## Task requirements
Omit all images. Write out the rest of the material exactly.
— start Available data —
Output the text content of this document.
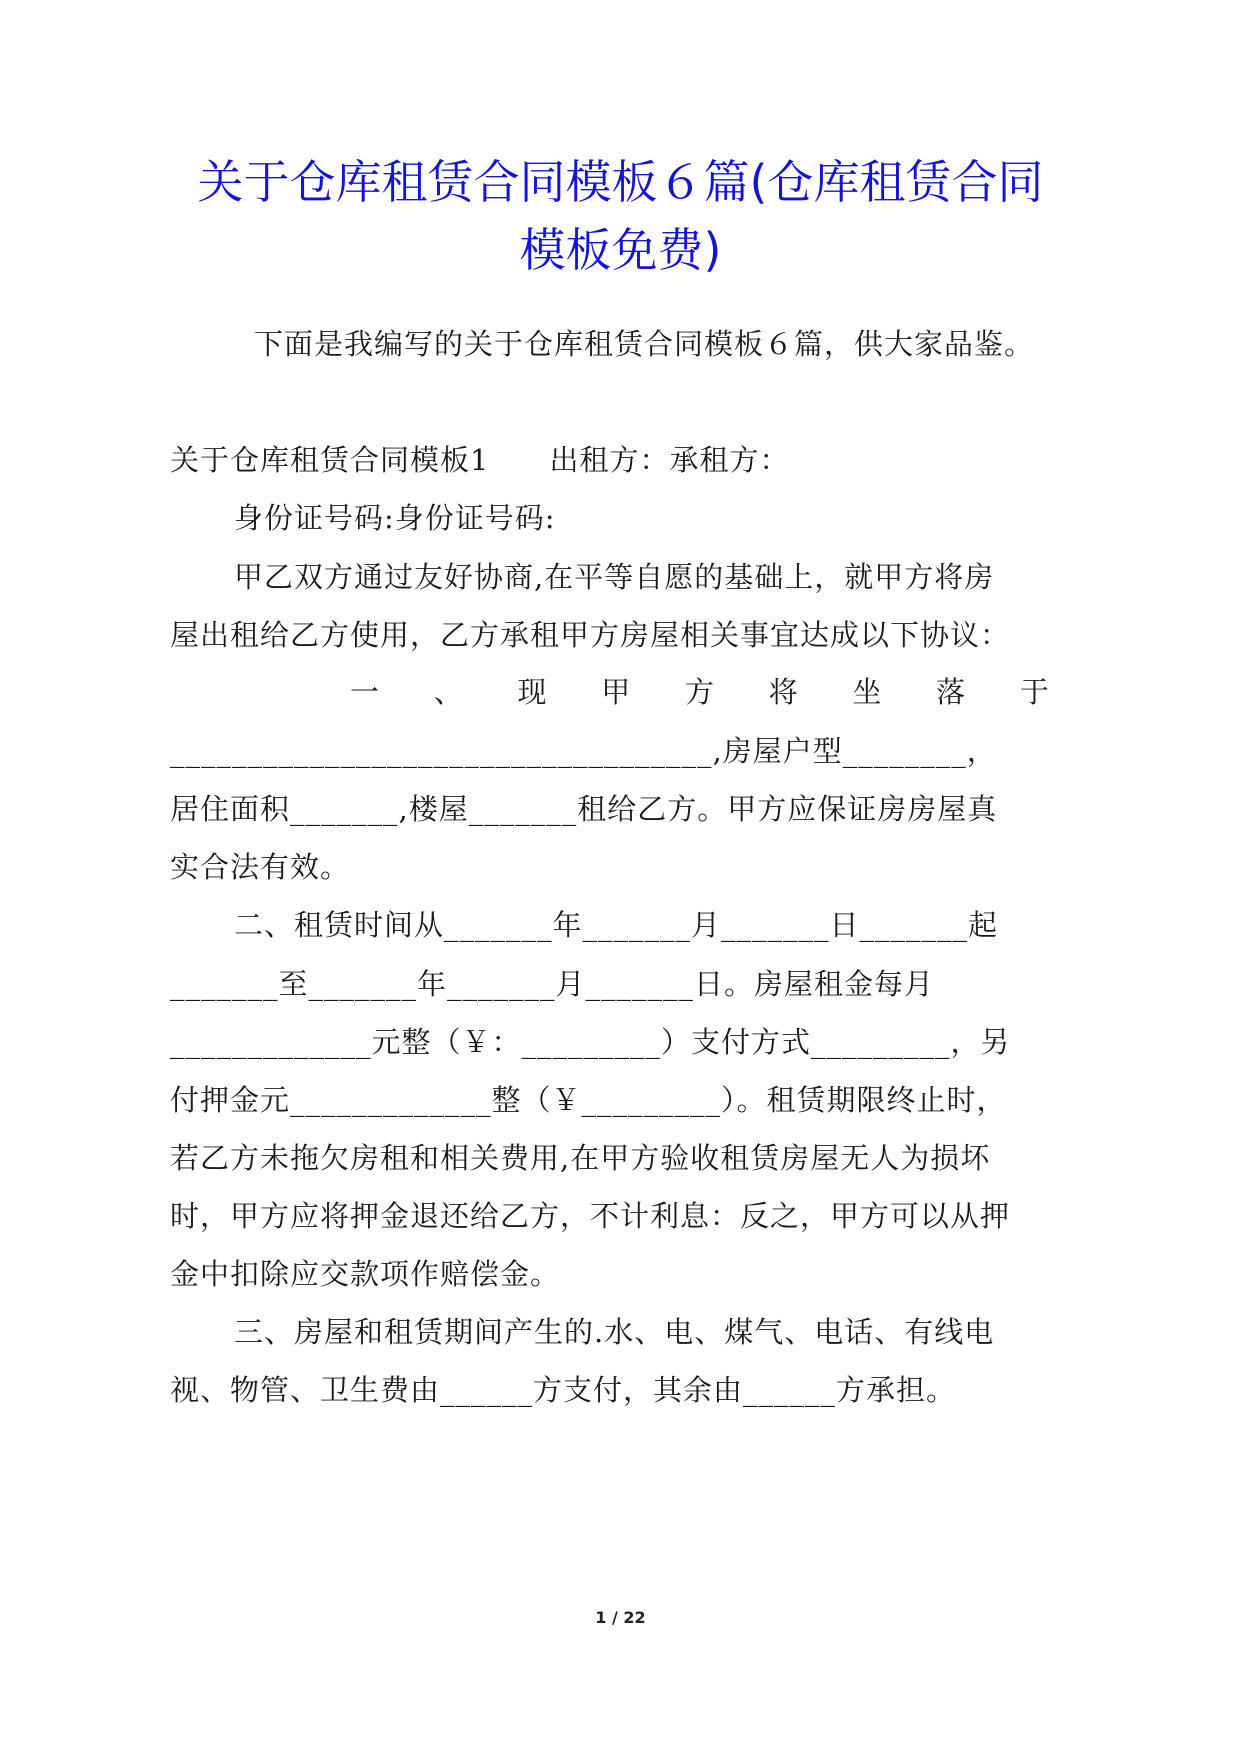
关于仓库租赁合同模板６篇(仓库租赁合同
模板免费)
下面是我编写的关于仓库租赁合同模板６篇，供大家品鉴。
关于仓库租赁合同模板1　　出租方：承租方：
身份证号码:身份证号码:
甲乙双方通过友好协商,在平等自愿的基础上，就甲方将房
屋出租给乙方使用，乙方承租甲方房屋相关事宜达成以下协议：
一 、 现 甲 方 将 坐 落 于
___________________________________,房屋户型________，
居住面积_______,楼屋_______租给乙方。甲方应保证房房屋真
实合法有效。
二、租赁时间从_______年_______月_______日_______起
_______至_______年_______月_______日。房屋租金每月
_____________元整（￥：_________）支付方式_________，另
付押金元_____________整（￥_________）。租赁期限终止时，
若乙方未拖欠房租和相关费用,在甲方验收租赁房屋无人为损坏
时，甲方应将押金退还给乙方，不计利息：反之，甲方可以从押
金中扣除应交款项作赔偿金。
三、房屋和租赁期间产生的.水、电、煤气、电话、有线电
视、物管、卫生费由______方支付，其余由______方承担。
1 / 22
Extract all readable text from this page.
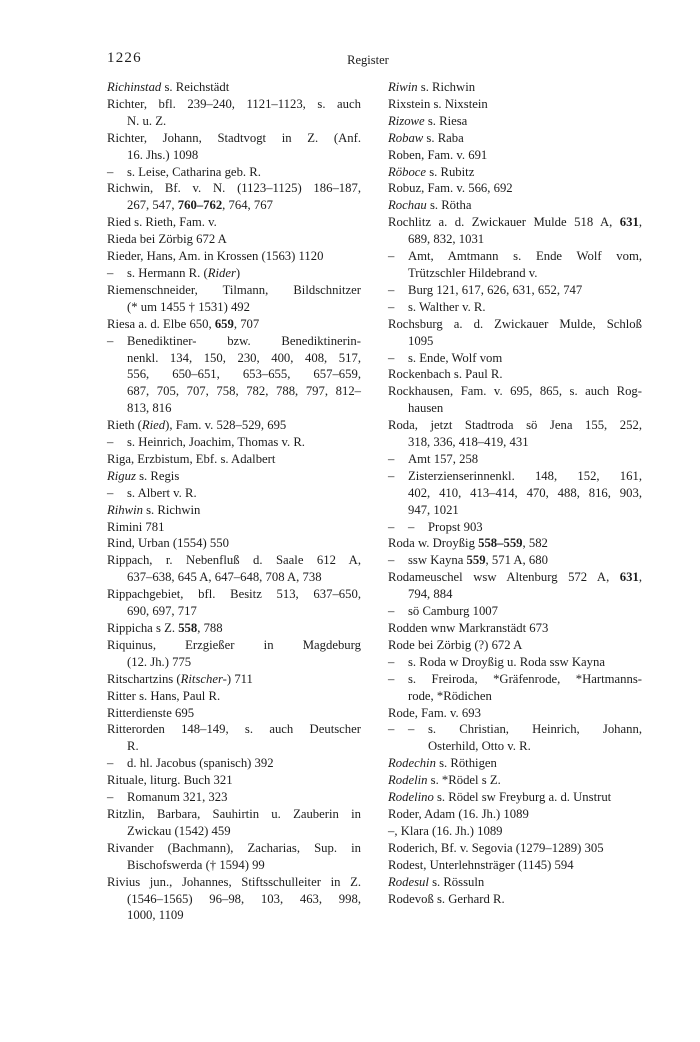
1226	Register
Richinstad s. Reichstädt
Richter, bfl. 239–240, 1121–1123, s. auch
N. u. Z.
Richter, Johann, Stadtvogt in Z. (Anf.
16. Jhs.) 1098
– s. Leise, Catharina geb. R.
Richwin, Bf. v. N. (1123–1125) 186–187,
267, 547, 760–762, 764, 767
Ried s. Rieth, Fam. v.
Rieda bei Zörbig 672 A
Rieder, Hans, Am. in Krossen (1563) 1120
– s. Hermann R. (Rider)
Riemenschneider, Tilmann, Bildschnitzer
(* um 1455 † 1531) 492
Riesa a. d. Elbe 650, 659, 707
– Benediktiner- bzw. Benediktinerin-
nenkl. 134, 150, 230, 400, 408, 517,
556, 650–651, 653–655, 657–659,
687, 705, 707, 758, 782, 788, 797, 812–
813, 816
Rieth (Ried), Fam. v. 528–529, 695
– s. Heinrich, Joachim, Thomas v. R.
Riga, Erzbistum, Ebf. s. Adalbert
Riguz s. Regis
– s. Albert v. R.
Rihwin s. Richwin
Rimini 781
Rind, Urban (1554) 550
Rippach, r. Nebenfluß d. Saale 612 A,
637–638, 645 A, 647–648, 708 A, 738
Rippachgebiet, bfl. Besitz 513, 637–650,
690, 697, 717
Rippicha s Z. 558, 788
Riquinus, Erzgießer in Magdeburg
(12. Jh.) 775
Ritschartzins (Ritscher-) 711
Ritter s. Hans, Paul R.
Ritterdienste 695
Ritterorden 148–149, s. auch Deutscher
R.
– d. hl. Jacobus (spanisch) 392
Rituale, liturg. Buch 321
– Romanum 321, 323
Ritzlin, Barbara, Sauhirtin u. Zauberin in
Zwickau (1542) 459
Rivander (Bachmann), Zacharias, Sup. in
Bischofswerda († 1594) 99
Rivius jun., Johannes, Stiftsschulleiter in Z.
(1546–1565) 96–98, 103, 463, 998,
1000, 1109
Riwin s. Richwin
Rixstein s. Nixstein
Rizowe s. Riesa
Robaw s. Raba
Roben, Fam. v. 691
Röboce s. Rubitz
Robuz, Fam. v. 566, 692
Rochau s. Rötha
Rochlitz a. d. Zwickauer Mulde 518 A, 631,
689, 832, 1031
– Amt, Amtmann s. Ende Wolf vom,
Trützschler Hildebrand v.
– Burg 121, 617, 626, 631, 652, 747
– s. Walther v. R.
Rochsburg a. d. Zwickauer Mulde, Schloß
1095
– s. Ende, Wolf vom
Rockenbach s. Paul R.
Rockhausen, Fam. v. 695, 865, s. auch Rog-
hausen
Roda, jetzt Stadtroda sö Jena 155, 252,
318, 336, 418–419, 431
– Amt 157, 258
– Zisterzienserinnenkl. 148, 152, 161,
402, 410, 413–414, 470, 488, 816, 903,
947, 1021
– – Propst 903
Roda w. Droyßig 558–559, 582
– ssw Kayna 559, 571 A, 680
Rodameuschel wsw Altenburg 572 A, 631,
794, 884
– sö Camburg 1007
Rodden wnw Markranstädt 673
Rode bei Zörbig (?) 672 A
– s. Roda w Droyßig u. Roda ssw Kayna
– s. Freiroda, *Gräfenrode, *Hartmanns-
rode, *Rödichen
Rode, Fam. v. 693
– – s. Christian, Heinrich, Johann,
Osterhild, Otto v. R.
Rodechin s. Röthigen
Rodelin s. *Rödel s Z.
Rodelino s. Rödel sw Freyburg a. d. Unstrut
Roder, Adam (16. Jh.) 1089
–, Klara (16. Jh.) 1089
Roderich, Bf. v. Segovia (1279–1289) 305
Rodest, Unterlehnsträger (1145) 594
Rodesul s. Rössuln
Rodevoß s. Gerhard R.
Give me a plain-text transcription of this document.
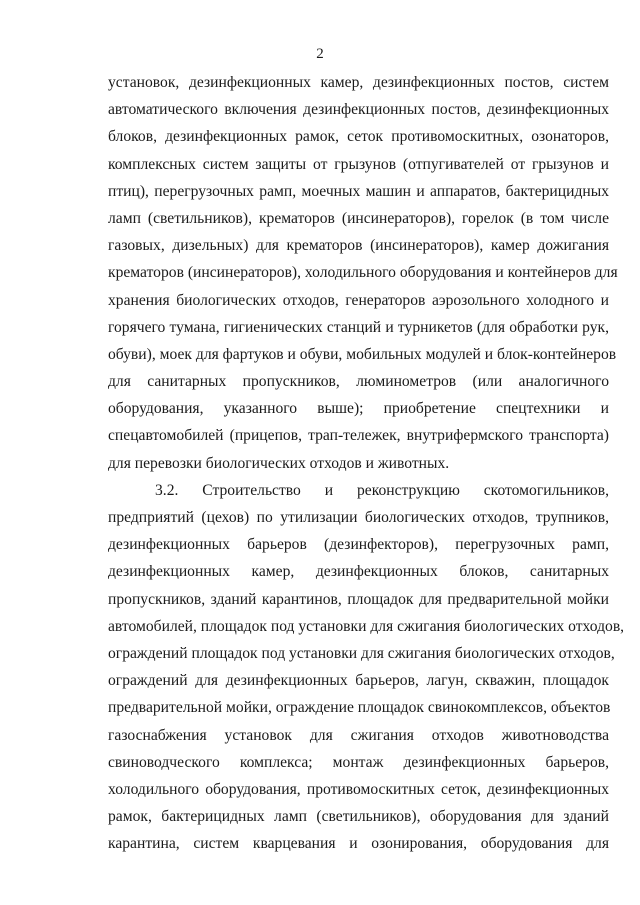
2
установок, дезинфекционных камер, дезинфекционных постов, систем
автоматического включения дезинфекционных постов, дезинфекционных
блоков, дезинфекционных рамок, сеток противомоскитных, озонаторов,
комплексных систем защиты от грызунов (отпугивателей от грызунов и
птиц), перегрузочных рамп, моечных машин и аппаратов, бактерицидных
ламп (светильников), крематоров (инсинераторов), горелок (в том числе
газовых, дизельных) для крематоров (инсинераторов), камер дожигания
крематоров (инсинераторов), холодильного оборудования и контейнеров для
хранения биологических отходов, генераторов аэрозольного холодного и
горячего тумана, гигиенических станций и турникетов (для обработки рук,
обуви), моек для фартуков и обуви, мобильных модулей и блок-контейнеров
для санитарных пропускников, люминометров (или аналогичного
оборудования, указанного выше); приобретение спецтехники и
спецавтомобилей (прицепов, трап-тележек, внутрифермского транспорта)
для перевозки биологических отходов и животных.
3.2. Строительство и реконструкцию скотомогильников,
предприятий (цехов) по утилизации биологических отходов, трупников,
дезинфекционных барьеров (дезинфекторов), перегрузочных рамп,
дезинфекционных камер, дезинфекционных блоков, санитарных
пропускников, зданий карантинов, площадок для предварительной мойки
автомобилей, площадок под установки для сжигания биологических отходов,
ограждений площадок под установки для сжигания биологических отходов,
ограждений для дезинфекционных барьеров, лагун, скважин, площадок
предварительной мойки, ограждение площадок свинокомплексов, объектов
газоснабжения установок для сжигания отходов животноводства
свиноводческого комплекса; монтаж дезинфекционных барьеров,
холодильного оборудования, противомоскитных сеток, дезинфекционных
рамок, бактерицидных ламп (светильников), оборудования для зданий
карантина, систем кварцевания и озонирования, оборудования для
— end Available data —
## Solution to this exercise
Output the text content of this document.
关于仓库租赁合同模板６篇(仓库租赁合同
模板免费)
下面是我编写的关于仓库租赁合同模板６篇，供大家品鉴。
关于仓库租赁合同模板1　　出租方：承租方：
身份证号码:身份证号码:
甲乙双方通过友好协商,在平等自愿的基础上，就甲方将房
屋出租给乙方使用，乙方承租甲方房屋相关事宜达成以下协议：
一 、 现 甲 方 将 坐 落 于
___________________________________,房屋户型________，
居住面积_______,楼屋_______租给乙方。甲方应保证房房屋真
实合法有效。
二、租赁时间从_______年_______月_______日_______起
_______至_______年_______月_______日。房屋租金每月
_____________元整（￥：_________）支付方式_________，另
付押金元_____________整（￥_________）。租赁期限终止时，
若乙方未拖欠房租和相关费用,在甲方验收租赁房屋无人为损坏
时，甲方应将押金退还给乙方，不计利息：反之，甲方可以从押
金中扣除应交款项作赔偿金。
三、房屋和租赁期间产生的.水、电、煤气、电话、有线电
视、物管、卫生费由______方支付，其余由______方承担。
1 / 22
Extract all readable text from this page.
1226	Register
Richinstad s. Reichstädt
Richter, bfl. 239–240, 1121–1123, s. auch
N. u. Z.
Richter, Johann, Stadtvogt in Z. (Anf.
16. Jhs.) 1098
– s. Leise, Catharina geb. R.
Richwin, Bf. v. N. (1123–1125) 186–187,
267, 547, 760–762, 764, 767
Ried s. Rieth, Fam. v.
Rieda bei Zörbig 672 A
Rieder, Hans, Am. in Krossen (1563) 1120
– s. Hermann R. (Rider)
Riemenschneider, Tilmann, Bildschnitzer
(* um 1455 † 1531) 492
Riesa a. d. Elbe 650, 659, 707
– Benediktiner- bzw. Benediktinerin-
nenkl. 134, 150, 230, 400, 408, 517,
556, 650–651, 653–655, 657–659,
687, 705, 707, 758, 782, 788, 797, 812–
813, 816
Rieth (Ried), Fam. v. 528–529, 695
– s. Heinrich, Joachim, Thomas v. R.
Riga, Erzbistum, Ebf. s. Adalbert
Riguz s. Regis
– s. Albert v. R.
Rihwin s. Richwin
Rimini 781
Rind, Urban (1554) 550
Rippach, r. Nebenfluß d. Saale 612 A,
637–638, 645 A, 647–648, 708 A, 738
Rippachgebiet, bfl. Besitz 513, 637–650,
690, 697, 717
Rippicha s Z. 558, 788
Riquinus, Erzgießer in Magdeburg
(12. Jh.) 775
Ritschartzins (Ritscher-) 711
Ritter s. Hans, Paul R.
Ritterdienste 695
Ritterorden 148–149, s. auch Deutscher
R.
– d. hl. Jacobus (spanisch) 392
Rituale, liturg. Buch 321
– Romanum 321, 323
Ritzlin, Barbara, Sauhirtin u. Zauberin in
Zwickau (1542) 459
Rivander (Bachmann), Zacharias, Sup. in
Bischofswerda († 1594) 99
Rivius jun., Johannes, Stiftsschulleiter in Z.
(1546–1565) 96–98, 103, 463, 998,
1000, 1109
Riwin s. Richwin
Rixstein s. Nixstein
Rizowe s. Riesa
Robaw s. Raba
Roben, Fam. v. 691
Röboce s. Rubitz
Robuz, Fam. v. 566, 692
Rochau s. Rötha
Rochlitz a. d. Zwickauer Mulde 518 A, 631,
689, 832, 1031
– Amt, Amtmann s. Ende Wolf vom,
Trützschler Hildebrand v.
– Burg 121, 617, 626, 631, 652, 747
– s. Walther v. R.
Rochsburg a. d. Zwickauer Mulde, Schloß
1095
– s. Ende, Wolf vom
Rockenbach s. Paul R.
Rockhausen, Fam. v. 695, 865, s. auch Rog-
hausen
Roda, jetzt Stadtroda sö Jena 155, 252,
318, 336, 418–419, 431
– Amt 157, 258
– Zisterzienserinnenkl. 148, 152, 161,
402, 410, 413–414, 470, 488, 816, 903,
947, 1021
– – Propst 903
Roda w. Droyßig 558–559, 582
– ssw Kayna 559, 571 A, 680
Rodameuschel wsw Altenburg 572 A, 631,
794, 884
– sö Camburg 1007
Rodden wnw Markranstädt 673
Rode bei Zörbig (?) 672 A
– s. Roda w Droyßig u. Roda ssw Kayna
– s. Freiroda, *Gräfenrode, *Hartmanns-
rode, *Rödichen
Rode, Fam. v. 693
– – s. Christian, Heinrich, Johann,
Osterhild, Otto v. R.
Rodechin s. Röthigen
Rodelin s. *Rödel s Z.
Rodelino s. Rödel sw Freyburg a. d. Unstrut
Roder, Adam (16. Jh.) 1089
–, Klara (16. Jh.) 1089
Roderich, Bf. v. Segovia (1279–1289) 305
Rodest, Unterlehnsträger (1145) 594
Rodesul s. Rössuln
Rodevoß s. Gerhard R.
Give me a plain-text transcription of this document.
2
установок, дезинфекционных камер, дезинфекционных постов, систем
автоматического включения дезинфекционных постов, дезинфекционных
блоков, дезинфекционных рамок, сеток противомоскитных, озонаторов,
комплексных систем защиты от грызунов (отпугивателей от грызунов и
птиц), перегрузочных рамп, моечных машин и аппаратов, бактерицидных
ламп (светильников), крематоров (инсинераторов), горелок (в том числе
газовых, дизельных) для крематоров (инсинераторов), камер дожигания
крематоров (инсинераторов), холодильного оборудования и контейнеров для
хранения биологических отходов, генераторов аэрозольного холодного и
горячего тумана, гигиенических станций и турникетов (для обработки рук,
обуви), моек для фартуков и обуви, мобильных модулей и блок-контейнеров
для санитарных пропускников, люминометров (или аналогичного
оборудования, указанного выше); приобретение спецтехники и
спецавтомобилей (прицепов, трап-тележек, внутрифермского транспорта)
для перевозки биологических отходов и животных.
3.2. Строительство и реконструкцию скотомогильников,
предприятий (цехов) по утилизации биологических отходов, трупников,
дезинфекционных барьеров (дезинфекторов), перегрузочных рамп,
дезинфекционных камер, дезинфекционных блоков, санитарных
пропускников, зданий карантинов, площадок для предварительной мойки
автомобилей, площадок под установки для сжигания биологических отходов,
ограждений площадок под установки для сжигания биологических отходов,
ограждений для дезинфекционных барьеров, лагун, скважин, площадок
предварительной мойки, ограждение площадок свинокомплексов, объектов
газоснабжения установок для сжигания отходов животноводства
свиноводческого комплекса; монтаж дезинфекционных барьеров,
холодильного оборудования, противомоскитных сеток, дезинфекционных
рамок, бактерицидных ламп (светильников), оборудования для зданий
карантина, систем кварцевания и озонирования, оборудования для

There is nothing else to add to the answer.